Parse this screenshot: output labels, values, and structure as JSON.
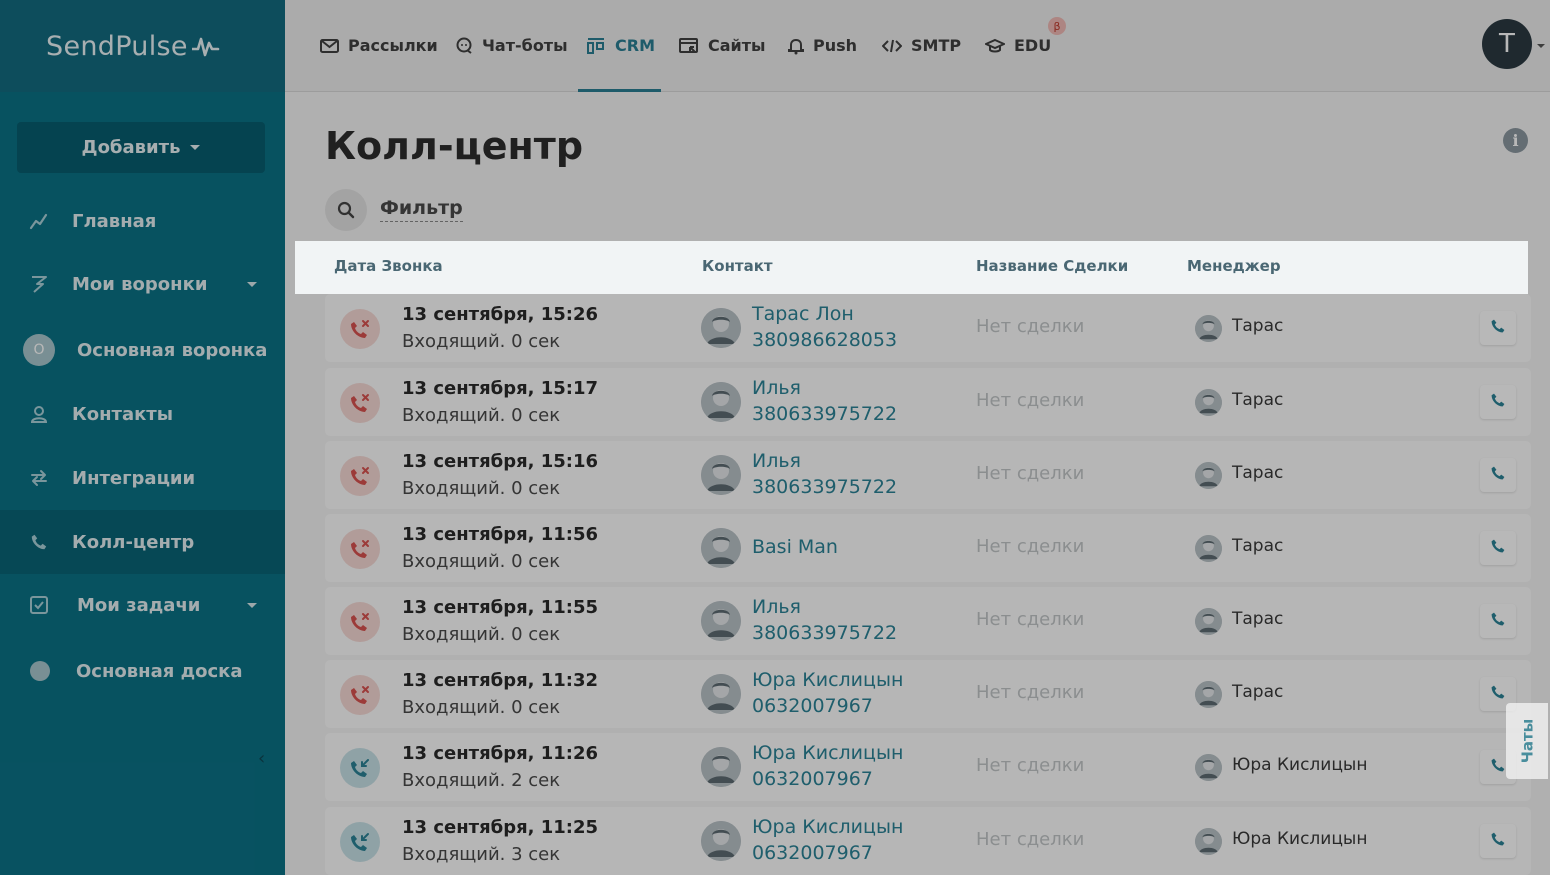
{
  "app": {
    "logo": "SendPulse"
  },
  "sidebar": {
    "add_label": "Добавить",
    "items": [
      {
        "label": "Главная",
        "icon": "chart-line-icon"
      },
      {
        "label": "Мои воронки",
        "icon": "funnel-icon"
      },
      {
        "label": "Основная воронка",
        "badge": "О"
      },
      {
        "label": "Контакты",
        "icon": "contacts-icon"
      },
      {
        "label": "Интеграции",
        "icon": "arrows-exchange-icon"
      },
      {
        "label": "Колл-центр",
        "icon": "phone-icon"
      },
      {
        "label": "Мои задачи",
        "icon": "checkbox-icon"
      },
      {
        "label": "Основная доска"
      }
    ]
  },
  "topnav": {
    "items": [
      {
        "label": "Рассылки",
        "icon": "envelope-icon"
      },
      {
        "label": "Чат-боты",
        "icon": "chat-bubble-icon"
      },
      {
        "label": "CRM",
        "icon": "crm-icon",
        "active": true
      },
      {
        "label": "Сайты",
        "icon": "site-icon"
      },
      {
        "label": "Push",
        "icon": "bell-icon"
      },
      {
        "label": "SMTP",
        "icon": "code-icon"
      },
      {
        "label": "EDU",
        "icon": "graduation-cap-icon"
      }
    ],
    "beta": "β",
    "avatar": "T"
  },
  "page": {
    "title": "Колл-центр",
    "filter": "Фильтр"
  },
  "table": {
    "headers": [
      "Дата Звонка",
      "Контакт",
      "Название Сделки",
      "Менеджер"
    ],
    "rows": [
      {
        "date": "13 сентября, 15:26",
        "sub": "Входящий. 0 сек",
        "contact": "Тарас Лон",
        "phone": "380986628053",
        "deal": "Нет сделки",
        "manager": "Тарас",
        "status": "missed"
      },
      {
        "date": "13 сентября, 15:17",
        "sub": "Входящий. 0 сек",
        "contact": "Илья",
        "phone": "380633975722",
        "deal": "Нет сделки",
        "manager": "Тарас",
        "status": "missed"
      },
      {
        "date": "13 сентября, 15:16",
        "sub": "Входящий. 0 сек",
        "contact": "Илья",
        "phone": "380633975722",
        "deal": "Нет сделки",
        "manager": "Тарас",
        "status": "missed"
      },
      {
        "date": "13 сентября, 11:56",
        "sub": "Входящий. 0 сек",
        "contact": "Basi Man",
        "phone": "",
        "deal": "Нет сделки",
        "manager": "Тарас",
        "status": "missed"
      },
      {
        "date": "13 сентября, 11:55",
        "sub": "Входящий. 0 сек",
        "contact": "Илья",
        "phone": "380633975722",
        "deal": "Нет сделки",
        "manager": "Тарас",
        "status": "missed"
      },
      {
        "date": "13 сентября, 11:32",
        "sub": "Входящий. 0 сек",
        "contact": "Юра Кислицын",
        "phone": "0632007967",
        "deal": "Нет сделки",
        "manager": "Тарас",
        "status": "missed"
      },
      {
        "date": "13 сентября, 11:26",
        "sub": "Входящий. 2 сек",
        "contact": "Юра Кислицын",
        "phone": "0632007967",
        "deal": "Нет сделки",
        "manager": "Юра Кислицын",
        "status": "answered"
      },
      {
        "date": "13 сентября, 11:25",
        "sub": "Входящий. 3 сек",
        "contact": "Юра Кислицын",
        "phone": "0632007967",
        "deal": "Нет сделки",
        "manager": "Юра Кислицын",
        "status": "answered"
      }
    ]
  },
  "chats_tab": "Чаты",
  "colors": {
    "sidebar": "#0b7286",
    "accent": "#2b8396",
    "missed": "#d9534f"
  }
}
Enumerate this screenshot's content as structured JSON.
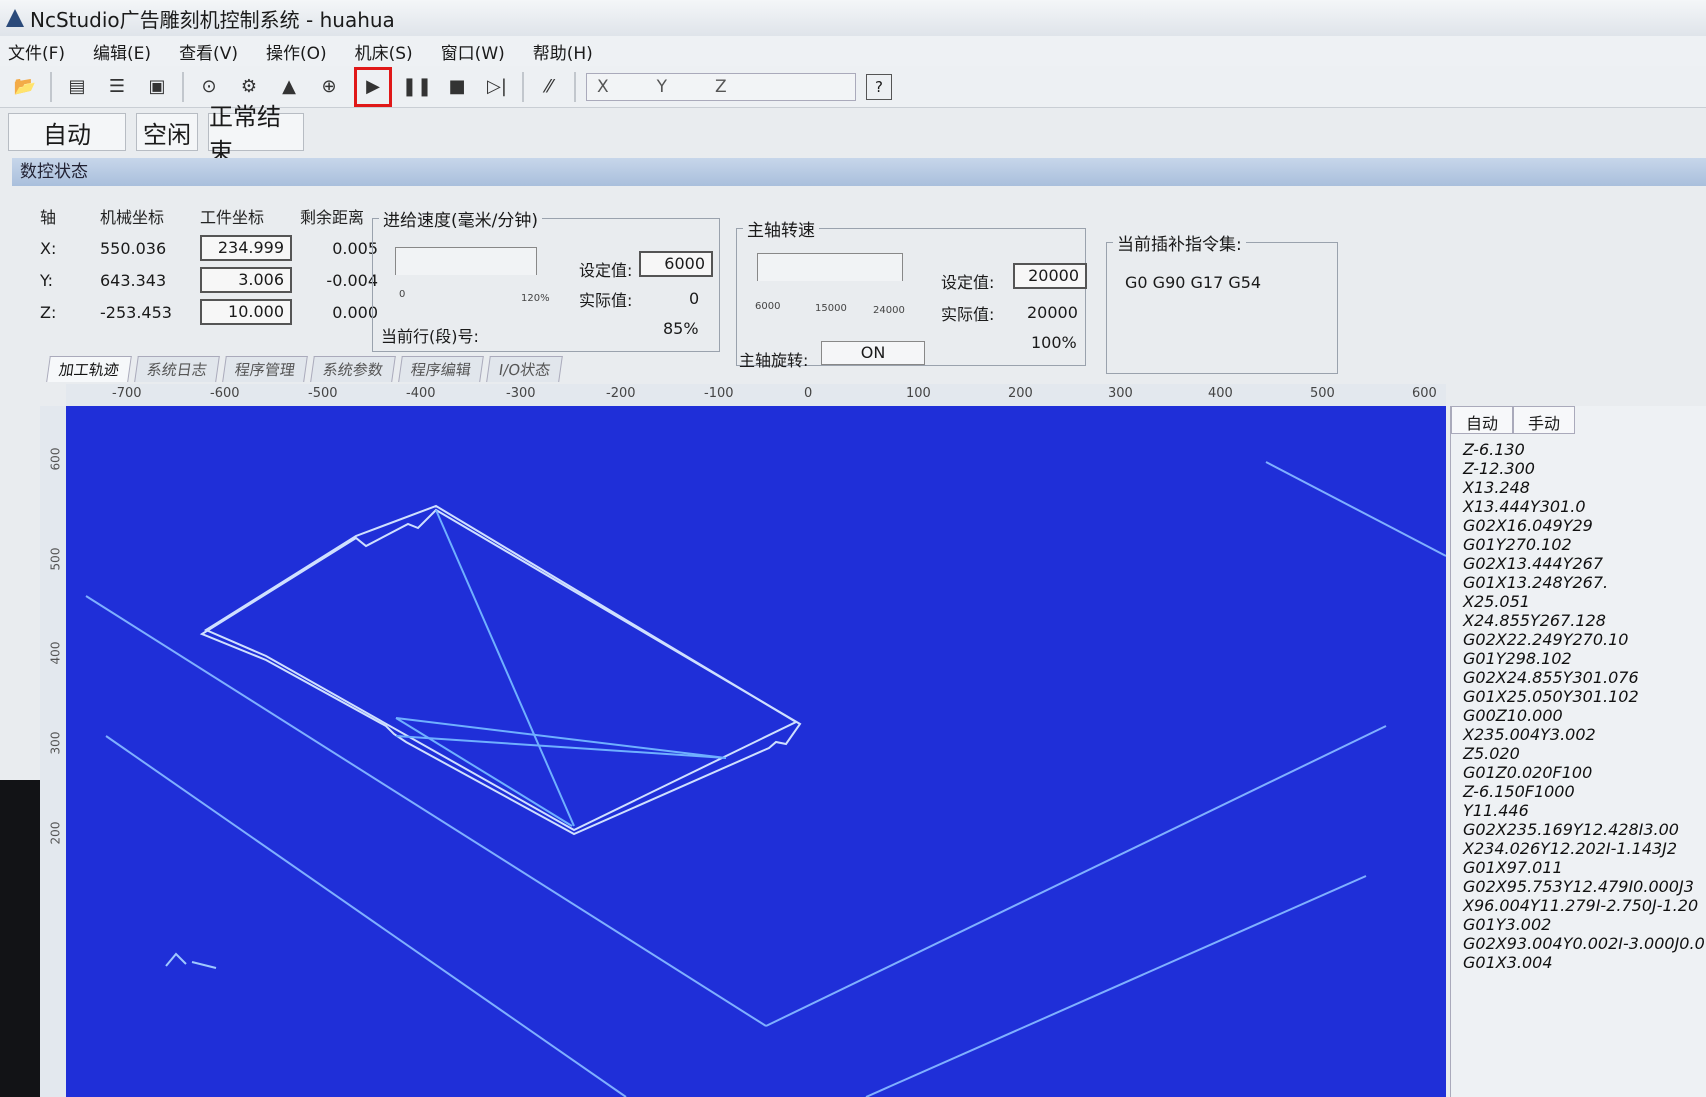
{
  "window": {
    "title": "NcStudio广告雕刻机控制系统 - huahua"
  },
  "menu": [
    "文件(F)",
    "编辑(E)",
    "查看(V)",
    "操作(O)",
    "机床(S)",
    "窗口(W)",
    "帮助(H)"
  ],
  "toolbar": {
    "coord_labels": [
      "X",
      "Y",
      "Z"
    ],
    "help": "?"
  },
  "status": {
    "mode": "自动",
    "state": "空闲",
    "result": "正常结束"
  },
  "section_title": "数控状态",
  "axes": {
    "headers": [
      "轴",
      "机械坐标",
      "工件坐标",
      "剩余距离"
    ],
    "rows": [
      {
        "axis": "X:",
        "machine": "550.036",
        "work": "234.999",
        "remain": "0.005"
      },
      {
        "axis": "Y:",
        "machine": "643.343",
        "work": "3.006",
        "remain": "-0.004"
      },
      {
        "axis": "Z:",
        "machine": "-253.453",
        "work": "10.000",
        "remain": "0.000"
      }
    ]
  },
  "feed": {
    "legend": "进给速度(毫米/分钟)",
    "set_label": "设定值:",
    "set_value": "6000",
    "actual_label": "实际值:",
    "actual_value": "0",
    "percent": "85%",
    "tick_min": "0",
    "tick_max": "120%",
    "line_label": "当前行(段)号:"
  },
  "spindle": {
    "legend": "主轴转速",
    "set_label": "设定值:",
    "set_value": "20000",
    "actual_label": "实际值:",
    "actual_value": "20000",
    "percent": "100%",
    "ticks": [
      "6000",
      "15000",
      "24000"
    ],
    "rotate_label": "主轴旋转:",
    "rotate_value": "ON"
  },
  "interp": {
    "legend": "当前插补指令集:",
    "value": "G0 G90 G17 G54"
  },
  "tabs": [
    "加工轨迹",
    "系统日志",
    "程序管理",
    "系统参数",
    "程序编辑",
    "I/O状态"
  ],
  "ruler_x": [
    "-700",
    "-600",
    "-500",
    "-400",
    "-300",
    "-200",
    "-100",
    "0",
    "100",
    "200",
    "300",
    "400",
    "500",
    "600"
  ],
  "ruler_y": [
    "600",
    "500",
    "400",
    "300",
    "200"
  ],
  "right_tabs": [
    "自动",
    "手动"
  ],
  "gcode": [
    "Z-6.130",
    "Z-12.300",
    "X13.248",
    "X13.444Y301.0",
    "G02X16.049Y29",
    "G01Y270.102",
    "G02X13.444Y267",
    "G01X13.248Y267.",
    "X25.051",
    "X24.855Y267.128",
    "G02X22.249Y270.10",
    "G01Y298.102",
    "G02X24.855Y301.076",
    "G01X25.050Y301.102",
    "G00Z10.000",
    "X235.004Y3.002",
    "Z5.020",
    "G01Z0.020F100",
    "Z-6.150F1000",
    "Y11.446",
    "G02X235.169Y12.428I3.00",
    "X234.026Y12.202I-1.143J2",
    "G01X97.011",
    "G02X95.753Y12.479I0.000J3",
    "X96.004Y11.279I-2.750J-1.20",
    "G01Y3.002",
    "G02X93.004Y0.002I-3.000J0.0",
    "G01X3.004"
  ],
  "colors": {
    "viewport": "#1f2fd8",
    "toolpath": "#9fc8ff",
    "highlight": "#e01818"
  },
  "icons": [
    "open-file-icon",
    "print-preview-icon",
    "list-icon",
    "window-icon",
    "probe-icon",
    "spindle-icon",
    "tool-height-icon",
    "set-origin-icon",
    "start-icon",
    "pause-icon",
    "stop-icon",
    "step-icon",
    "breakpoint-icon",
    "help-icon"
  ]
}
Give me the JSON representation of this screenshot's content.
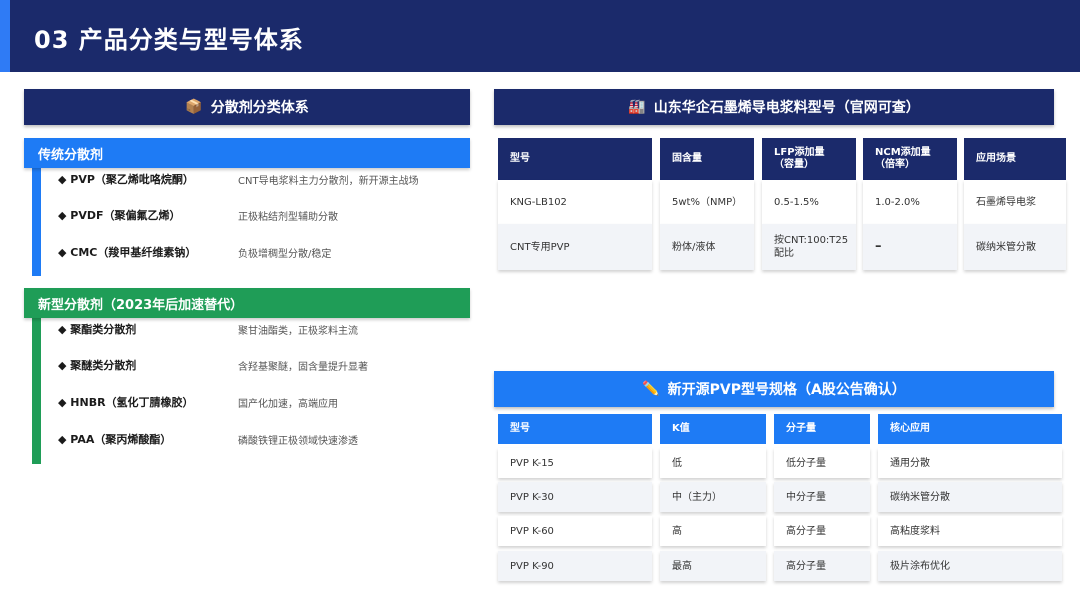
{
  "header": {
    "title": "03  产品分类与型号体系"
  },
  "left": {
    "panel_title": "分散剂分类体系",
    "panel_icon": "📦",
    "traditional": {
      "title": "传统分散剂",
      "items": [
        {
          "name": "◆ PVP（聚乙烯吡咯烷酮）",
          "desc": "CNT导电浆料主力分散剂，新开源主战场"
        },
        {
          "name": "◆ PVDF（聚偏氟乙烯）",
          "desc": "正极粘结剂型辅助分散"
        },
        {
          "name": "◆ CMC（羧甲基纤维素钠）",
          "desc": "负极增稠型分散/稳定"
        }
      ]
    },
    "new_type": {
      "title": "新型分散剂（2023年后加速替代）",
      "items": [
        {
          "name": "◆ 聚酯类分散剂",
          "desc": "聚甘油酯类，正极浆料主流"
        },
        {
          "name": "◆ 聚醚类分散剂",
          "desc": "含羟基聚醚，固含量提升显著"
        },
        {
          "name": "◆ HNBR（氢化丁腈橡胶）",
          "desc": "国产化加速，高端应用"
        },
        {
          "name": "◆ PAA（聚丙烯酸酯）",
          "desc": "磷酸铁锂正极领域快速渗透"
        }
      ]
    }
  },
  "right_top": {
    "panel_title": "山东华企石墨烯导电浆料型号（官网可查）",
    "panel_icon": "🏭",
    "headers": [
      "型号",
      "固含量",
      "LFP添加量\n（容量）",
      "NCM添加量\n（倍率）",
      "应用场景"
    ],
    "rows": [
      [
        "KNG-LB102",
        "5wt%（NMP）",
        "0.5-1.5%",
        "1.0-2.0%",
        "石墨烯导电浆"
      ],
      [
        "CNT专用PVP",
        "粉体/液体",
        "按CNT:100:T25配比",
        "–",
        "碳纳米管分散"
      ]
    ]
  },
  "right_bottom": {
    "panel_title": "新开源PVP型号规格（A股公告确认）",
    "panel_icon": "✏️",
    "headers": [
      "型号",
      "K值",
      "分子量",
      "核心应用"
    ],
    "rows": [
      [
        "PVP K-15",
        "低",
        "低分子量",
        "通用分散"
      ],
      [
        "PVP K-30",
        "中（主力）",
        "中分子量",
        "碳纳米管分散"
      ],
      [
        "PVP K-60",
        "高",
        "高分子量",
        "高粘度浆料"
      ],
      [
        "PVP K-90",
        "最高",
        "高分子量",
        "极片涂布优化"
      ]
    ]
  },
  "colors": {
    "navy": "#1b2a6b",
    "blue": "#1e7bf5",
    "green": "#1f9d57"
  }
}
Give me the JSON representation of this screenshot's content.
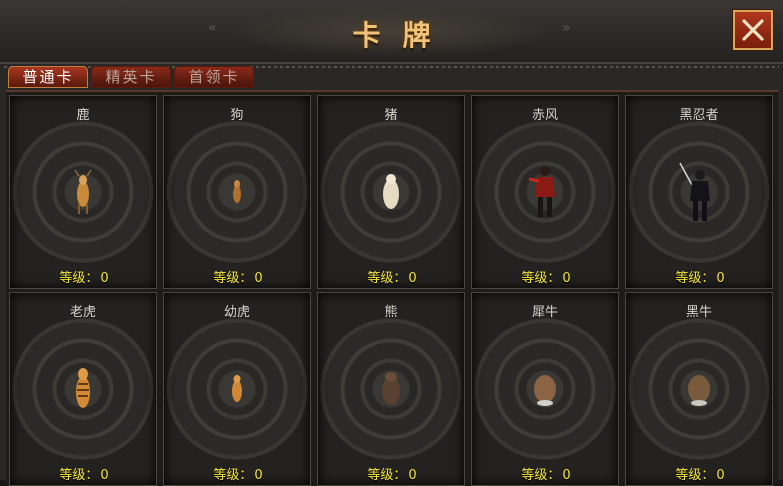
{
  "window": {
    "title": "卡牌",
    "left_arrow": "«",
    "right_arrow": "»"
  },
  "tabs": [
    {
      "label": "普通卡",
      "active": true
    },
    {
      "label": "精英卡",
      "active": false
    },
    {
      "label": "首领卡",
      "active": false
    }
  ],
  "level_label": "等级：",
  "cards": [
    {
      "name": "鹿",
      "level": "0",
      "icon": "deer-icon"
    },
    {
      "name": "狗",
      "level": "0",
      "icon": "dog-icon"
    },
    {
      "name": "猪",
      "level": "0",
      "icon": "pig-icon"
    },
    {
      "name": "赤风",
      "level": "0",
      "icon": "red-warrior-icon"
    },
    {
      "name": "黑忍者",
      "level": "0",
      "icon": "ninja-icon"
    },
    {
      "name": "老虎",
      "level": "0",
      "icon": "tiger-icon"
    },
    {
      "name": "幼虎",
      "level": "0",
      "icon": "tiger-cub-icon"
    },
    {
      "name": "熊",
      "level": "0",
      "icon": "bear-icon"
    },
    {
      "name": "犀牛",
      "level": "0",
      "icon": "rhino-icon"
    },
    {
      "name": "黑牛",
      "level": "0",
      "icon": "black-ox-icon"
    }
  ],
  "colors": {
    "title": "#f0c27a",
    "level_text": "#f5e63a",
    "close_button": "#9a2a14"
  }
}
────────────────
What you will do —
Which lines hold the word "machine"? Show each one.

Right answer —
        "machine": "550.036",
        "machine": "643.343",
        "machine": "-253.453",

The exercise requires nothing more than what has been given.